--- START ---

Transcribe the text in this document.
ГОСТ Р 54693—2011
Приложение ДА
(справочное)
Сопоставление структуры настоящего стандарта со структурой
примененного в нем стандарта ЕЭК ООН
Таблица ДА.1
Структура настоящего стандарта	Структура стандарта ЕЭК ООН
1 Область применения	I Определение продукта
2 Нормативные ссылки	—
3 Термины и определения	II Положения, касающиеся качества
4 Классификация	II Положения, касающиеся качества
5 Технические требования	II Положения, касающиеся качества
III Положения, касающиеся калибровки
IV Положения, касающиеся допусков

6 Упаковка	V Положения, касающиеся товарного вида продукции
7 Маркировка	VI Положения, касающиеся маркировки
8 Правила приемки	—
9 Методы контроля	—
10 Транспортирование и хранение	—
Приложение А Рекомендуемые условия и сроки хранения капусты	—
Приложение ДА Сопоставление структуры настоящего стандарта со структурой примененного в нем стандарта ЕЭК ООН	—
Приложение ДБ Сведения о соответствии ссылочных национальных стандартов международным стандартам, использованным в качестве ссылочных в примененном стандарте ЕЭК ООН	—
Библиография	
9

--- END ---

## [WORK TO BE COMPLETED]
Reproduce the data in full, exactly as presented.

## [EXERCISE ANSWER]
Transcribe the text in this document.
ГОСТ Р 54693—2011
Приложение ДА
(справочное)
Сопоставление структуры настоящего стандарта со структурой
примененного в нем стандарта ЕЭК ООН
Таблица ДА.1
Структура настоящего стандарта	Структура стандарта ЕЭК ООН
1 Область применения	I Определение продукта
2 Нормативные ссылки	—
3 Термины и определения	II Положения, касающиеся качества
4 Классификация	II Положения, касающиеся качества
5 Технические требования	II Положения, касающиеся качества
III Положения, касающиеся калибровки
IV Положения, касающиеся допусков

6 Упаковка	V Положения, касающиеся товарного вида продукции
7 Маркировка	VI Положения, касающиеся маркировки
8 Правила приемки	—
9 Методы контроля	—
10 Транспортирование и хранение	—
Приложение А Рекомендуемые условия и сроки хранения капусты	—
Приложение ДА Сопоставление структуры настоящего стандарта со структурой примененного в нем стандарта ЕЭК ООН	—
Приложение ДБ Сведения о соответствии ссылочных национальных стандартов международным стандартам, использованным в качестве ссылочных в примененном стандарте ЕЭК ООН	—
Библиография	
9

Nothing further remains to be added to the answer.